Source data:
============

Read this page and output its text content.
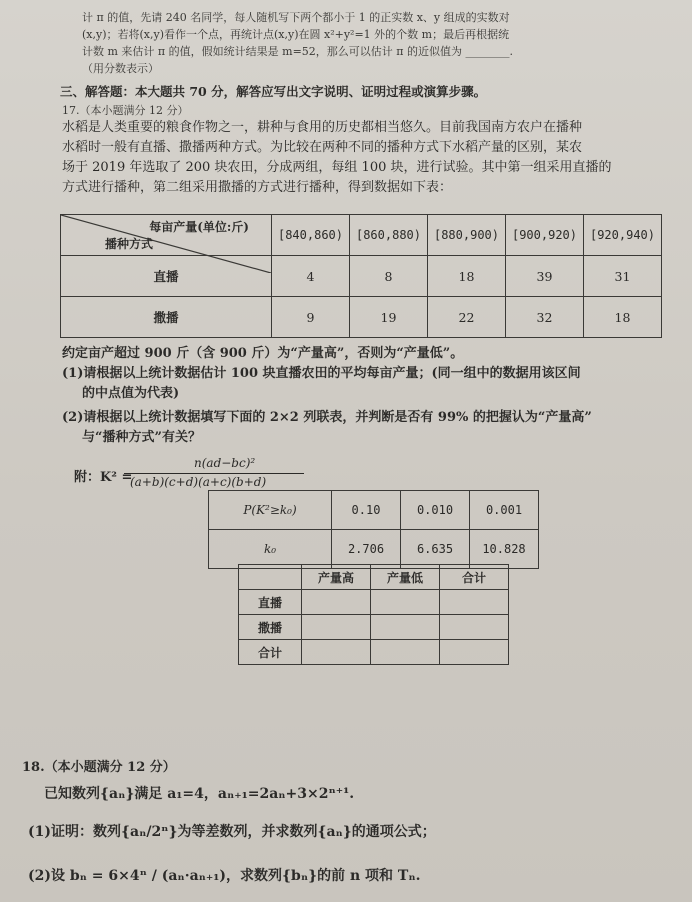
计 π 的值，先请 240 名同学，每人随机写下两个都小于 1 的正实数 x、y 组成的实数对
(x,y)；若将(x,y)看作一个点，再统计点(x,y)在圆 x²+y²=1 外的个数 m；最后再根据统
计数 m 来估计 π 的值，假如统计结果是 m=52，那么可以估计 π 的近似值为 ________.
（用分数表示）
三、解答题：本大题共 70 分，解答应写出文字说明、证明过程或演算步骤。
17.（本小题满分 12 分）
水稻是人类重要的粮食作物之一，耕种与食用的历史都相当悠久。目前我国南方农户在播种
水稻时一般有直播、撒播两种方式。为比较在两种不同的播种方式下水稻产量的区别，某农
场于 2019 年选取了 200 块农田，分成两组，每组 100 块，进行试验。其中第一组采用直播的
方式进行播种，第二组采用撒播的方式进行播种，得到数据如下表：
每亩产量(单位:斤)
播种方式	[840,860)	[860,880)	[880,900)	[900,920)	[920,940)
直播	4	8	18	39	31
撒播	9	19	22	32	18
约定亩产超过 900 斤（含 900 斤）为“产量高”，否则为“产量低”。
(1)请根据以上统计数据估计 100 块直播农田的平均每亩产量；(同一组中的数据用该区间
的中点值为代表)
(2)请根据以上统计数据填写下面的 2×2 列联表，并判断是否有 99% 的把握认为“产量高”
与“播种方式”有关？
附：K² =
n(ad−bc)²
(a+b)(c+d)(a+c)(b+d)
P(K²≥k₀)	0.10	0.010	0.001
k₀	2.706	6.635	10.828
	产量高	产量低	合计
直播			
撒播			
合计			
18.（本小题满分 12 分）
已知数列{aₙ}满足 a₁=4，aₙ₊₁=2aₙ+3×2ⁿ⁺¹.
(1)证明：数列{aₙ/2ⁿ}为等差数列，并求数列{aₙ}的通项公式；
(2)设 bₙ = 6×4ⁿ / (aₙ·aₙ₊₁)，求数列{bₙ}的前 n 项和 Tₙ.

============

**What to work on**
Every record above should come back exactly, but without its pictures.

**Output below**
Read this page and output its text content.
计 π 的值，先请 240 名同学，每人随机写下两个都小于 1 的正实数 x、y 组成的实数对
(x,y)；若将(x,y)看作一个点，再统计点(x,y)在圆 x²+y²=1 外的个数 m；最后再根据统
计数 m 来估计 π 的值，假如统计结果是 m=52，那么可以估计 π 的近似值为 ________.
（用分数表示）
三、解答题：本大题共 70 分，解答应写出文字说明、证明过程或演算步骤。
17.（本小题满分 12 分）
水稻是人类重要的粮食作物之一，耕种与食用的历史都相当悠久。目前我国南方农户在播种
水稻时一般有直播、撒播两种方式。为比较在两种不同的播种方式下水稻产量的区别，某农
场于 2019 年选取了 200 块农田，分成两组，每组 100 块，进行试验。其中第一组采用直播的
方式进行播种，第二组采用撒播的方式进行播种，得到数据如下表：
每亩产量(单位:斤)
播种方式	[840,860)	[860,880)	[880,900)	[900,920)	[920,940)
直播	4	8	18	39	31
撒播	9	19	22	32	18
约定亩产超过 900 斤（含 900 斤）为“产量高”，否则为“产量低”。
(1)请根据以上统计数据估计 100 块直播农田的平均每亩产量；(同一组中的数据用该区间
的中点值为代表)
(2)请根据以上统计数据填写下面的 2×2 列联表，并判断是否有 99% 的把握认为“产量高”
与“播种方式”有关？
附：K² =
n(ad−bc)²
(a+b)(c+d)(a+c)(b+d)
P(K²≥k₀)	0.10	0.010	0.001
k₀	2.706	6.635	10.828
	产量高	产量低	合计
直播			
撒播			
合计			
18.（本小题满分 12 分）
已知数列{aₙ}满足 a₁=4，aₙ₊₁=2aₙ+3×2ⁿ⁺¹.
(1)证明：数列{aₙ/2ⁿ}为等差数列，并求数列{aₙ}的通项公式；
(2)设 bₙ = 6×4ⁿ / (aₙ·aₙ₊₁)，求数列{bₙ}的前 n 项和 Tₙ.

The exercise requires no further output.